Element and region listings:

%%

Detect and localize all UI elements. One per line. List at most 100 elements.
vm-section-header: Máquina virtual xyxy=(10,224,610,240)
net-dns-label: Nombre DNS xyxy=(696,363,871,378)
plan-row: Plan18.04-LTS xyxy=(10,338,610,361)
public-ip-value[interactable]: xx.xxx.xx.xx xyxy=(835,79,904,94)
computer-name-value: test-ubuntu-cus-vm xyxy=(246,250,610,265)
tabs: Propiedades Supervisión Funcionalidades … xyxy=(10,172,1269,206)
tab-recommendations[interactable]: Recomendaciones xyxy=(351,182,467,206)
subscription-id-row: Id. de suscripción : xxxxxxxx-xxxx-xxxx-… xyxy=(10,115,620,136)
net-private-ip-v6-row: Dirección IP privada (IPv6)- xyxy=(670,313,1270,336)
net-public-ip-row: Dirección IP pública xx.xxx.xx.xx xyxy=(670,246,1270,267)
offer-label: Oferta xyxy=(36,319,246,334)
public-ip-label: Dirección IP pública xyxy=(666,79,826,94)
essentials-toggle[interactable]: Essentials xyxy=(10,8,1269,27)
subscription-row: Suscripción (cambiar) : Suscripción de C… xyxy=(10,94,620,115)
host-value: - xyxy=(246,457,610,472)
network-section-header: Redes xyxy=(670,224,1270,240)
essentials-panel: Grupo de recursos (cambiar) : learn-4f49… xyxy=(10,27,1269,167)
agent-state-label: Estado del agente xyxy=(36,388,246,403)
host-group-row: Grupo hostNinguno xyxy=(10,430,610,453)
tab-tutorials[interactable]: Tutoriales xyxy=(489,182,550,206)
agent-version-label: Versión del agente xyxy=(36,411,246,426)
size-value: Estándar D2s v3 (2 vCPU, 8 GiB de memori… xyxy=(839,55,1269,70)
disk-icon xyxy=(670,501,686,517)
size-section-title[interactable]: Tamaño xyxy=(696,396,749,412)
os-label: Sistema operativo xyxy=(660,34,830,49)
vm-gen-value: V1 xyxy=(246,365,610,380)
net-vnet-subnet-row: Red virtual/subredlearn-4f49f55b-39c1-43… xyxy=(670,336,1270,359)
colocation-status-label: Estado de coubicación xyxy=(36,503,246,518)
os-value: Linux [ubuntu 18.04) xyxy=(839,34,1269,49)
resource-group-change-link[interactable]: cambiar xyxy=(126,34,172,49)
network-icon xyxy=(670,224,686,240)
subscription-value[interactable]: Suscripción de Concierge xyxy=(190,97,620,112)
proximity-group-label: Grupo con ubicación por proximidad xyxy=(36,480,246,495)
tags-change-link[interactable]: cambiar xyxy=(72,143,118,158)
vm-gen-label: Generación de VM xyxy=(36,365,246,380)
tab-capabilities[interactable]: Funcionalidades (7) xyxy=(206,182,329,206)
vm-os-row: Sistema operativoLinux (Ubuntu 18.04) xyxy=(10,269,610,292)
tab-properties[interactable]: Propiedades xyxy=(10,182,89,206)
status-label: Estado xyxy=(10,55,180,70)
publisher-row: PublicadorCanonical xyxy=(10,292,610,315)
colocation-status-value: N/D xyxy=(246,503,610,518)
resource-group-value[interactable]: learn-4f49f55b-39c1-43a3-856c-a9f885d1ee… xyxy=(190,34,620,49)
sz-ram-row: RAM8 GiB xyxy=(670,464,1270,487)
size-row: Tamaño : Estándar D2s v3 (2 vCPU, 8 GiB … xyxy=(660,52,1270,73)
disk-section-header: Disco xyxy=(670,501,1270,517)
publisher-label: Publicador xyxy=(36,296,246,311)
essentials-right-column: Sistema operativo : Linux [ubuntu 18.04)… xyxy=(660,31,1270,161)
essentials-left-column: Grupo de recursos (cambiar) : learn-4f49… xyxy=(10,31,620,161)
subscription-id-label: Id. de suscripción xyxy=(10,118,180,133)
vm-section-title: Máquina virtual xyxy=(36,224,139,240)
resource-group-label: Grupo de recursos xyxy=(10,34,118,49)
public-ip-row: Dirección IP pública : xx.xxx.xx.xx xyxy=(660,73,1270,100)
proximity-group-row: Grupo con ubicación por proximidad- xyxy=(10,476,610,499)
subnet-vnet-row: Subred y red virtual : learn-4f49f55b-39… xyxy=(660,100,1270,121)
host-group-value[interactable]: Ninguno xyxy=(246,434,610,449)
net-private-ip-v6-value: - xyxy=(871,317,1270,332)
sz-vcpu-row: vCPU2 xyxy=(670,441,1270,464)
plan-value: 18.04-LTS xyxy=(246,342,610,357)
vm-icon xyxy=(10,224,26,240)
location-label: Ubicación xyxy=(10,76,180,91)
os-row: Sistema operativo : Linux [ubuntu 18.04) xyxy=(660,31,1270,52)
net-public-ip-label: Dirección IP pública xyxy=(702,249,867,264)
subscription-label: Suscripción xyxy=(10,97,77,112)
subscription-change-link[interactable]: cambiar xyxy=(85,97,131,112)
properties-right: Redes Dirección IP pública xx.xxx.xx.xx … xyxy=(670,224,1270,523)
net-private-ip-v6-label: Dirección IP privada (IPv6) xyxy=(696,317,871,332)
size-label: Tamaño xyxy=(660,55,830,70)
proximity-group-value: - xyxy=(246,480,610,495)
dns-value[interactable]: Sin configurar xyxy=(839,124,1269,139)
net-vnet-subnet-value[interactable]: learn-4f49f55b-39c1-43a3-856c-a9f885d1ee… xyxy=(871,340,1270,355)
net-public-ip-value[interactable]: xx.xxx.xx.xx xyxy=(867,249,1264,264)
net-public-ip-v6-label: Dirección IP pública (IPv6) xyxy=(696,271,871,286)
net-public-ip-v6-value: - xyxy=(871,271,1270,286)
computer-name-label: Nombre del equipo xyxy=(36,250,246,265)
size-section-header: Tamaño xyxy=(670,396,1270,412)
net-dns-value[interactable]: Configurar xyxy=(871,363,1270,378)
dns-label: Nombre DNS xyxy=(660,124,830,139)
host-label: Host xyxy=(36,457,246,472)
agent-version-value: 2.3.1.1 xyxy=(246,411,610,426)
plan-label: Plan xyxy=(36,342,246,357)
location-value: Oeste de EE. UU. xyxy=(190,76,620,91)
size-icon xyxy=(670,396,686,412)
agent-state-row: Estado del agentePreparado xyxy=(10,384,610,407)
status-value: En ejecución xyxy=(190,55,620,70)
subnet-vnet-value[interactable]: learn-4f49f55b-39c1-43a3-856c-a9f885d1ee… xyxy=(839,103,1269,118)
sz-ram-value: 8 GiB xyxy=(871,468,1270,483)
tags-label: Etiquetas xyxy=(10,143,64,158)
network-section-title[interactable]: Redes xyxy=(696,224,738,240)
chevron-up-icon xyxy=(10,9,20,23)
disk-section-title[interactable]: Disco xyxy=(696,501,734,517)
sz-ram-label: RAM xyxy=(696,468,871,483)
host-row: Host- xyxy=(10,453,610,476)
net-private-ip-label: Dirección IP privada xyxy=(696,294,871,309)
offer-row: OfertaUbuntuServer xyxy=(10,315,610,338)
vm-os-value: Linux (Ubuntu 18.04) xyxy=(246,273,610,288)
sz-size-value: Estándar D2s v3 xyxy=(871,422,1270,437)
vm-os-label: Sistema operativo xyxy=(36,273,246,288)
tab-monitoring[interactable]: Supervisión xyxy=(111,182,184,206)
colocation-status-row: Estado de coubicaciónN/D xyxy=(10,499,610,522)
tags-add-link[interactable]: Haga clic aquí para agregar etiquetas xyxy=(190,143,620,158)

%%

To be done:
Print the lines above unchanged, beginning with the first line and stopping after the line that contains "net-public-ip-row: Dirección IP".

Result of the task:
Detect and localize all UI elements. One per line. List at most 100 elements.
vm-section-header: Máquina virtual xyxy=(10,224,610,240)
net-dns-label: Nombre DNS xyxy=(696,363,871,378)
plan-row: Plan18.04-LTS xyxy=(10,338,610,361)
public-ip-value[interactable]: xx.xxx.xx.xx xyxy=(835,79,904,94)
computer-name-value: test-ubuntu-cus-vm xyxy=(246,250,610,265)
tabs: Propiedades Supervisión Funcionalidades … xyxy=(10,172,1269,206)
tab-recommendations[interactable]: Recomendaciones xyxy=(351,182,467,206)
subscription-id-row: Id. de suscripción : xxxxxxxx-xxxx-xxxx-… xyxy=(10,115,620,136)
net-private-ip-v6-row: Dirección IP privada (IPv6)- xyxy=(670,313,1270,336)
net-public-ip-row: Dirección IP pública xx.xxx.xx.xx xyxy=(670,246,1270,267)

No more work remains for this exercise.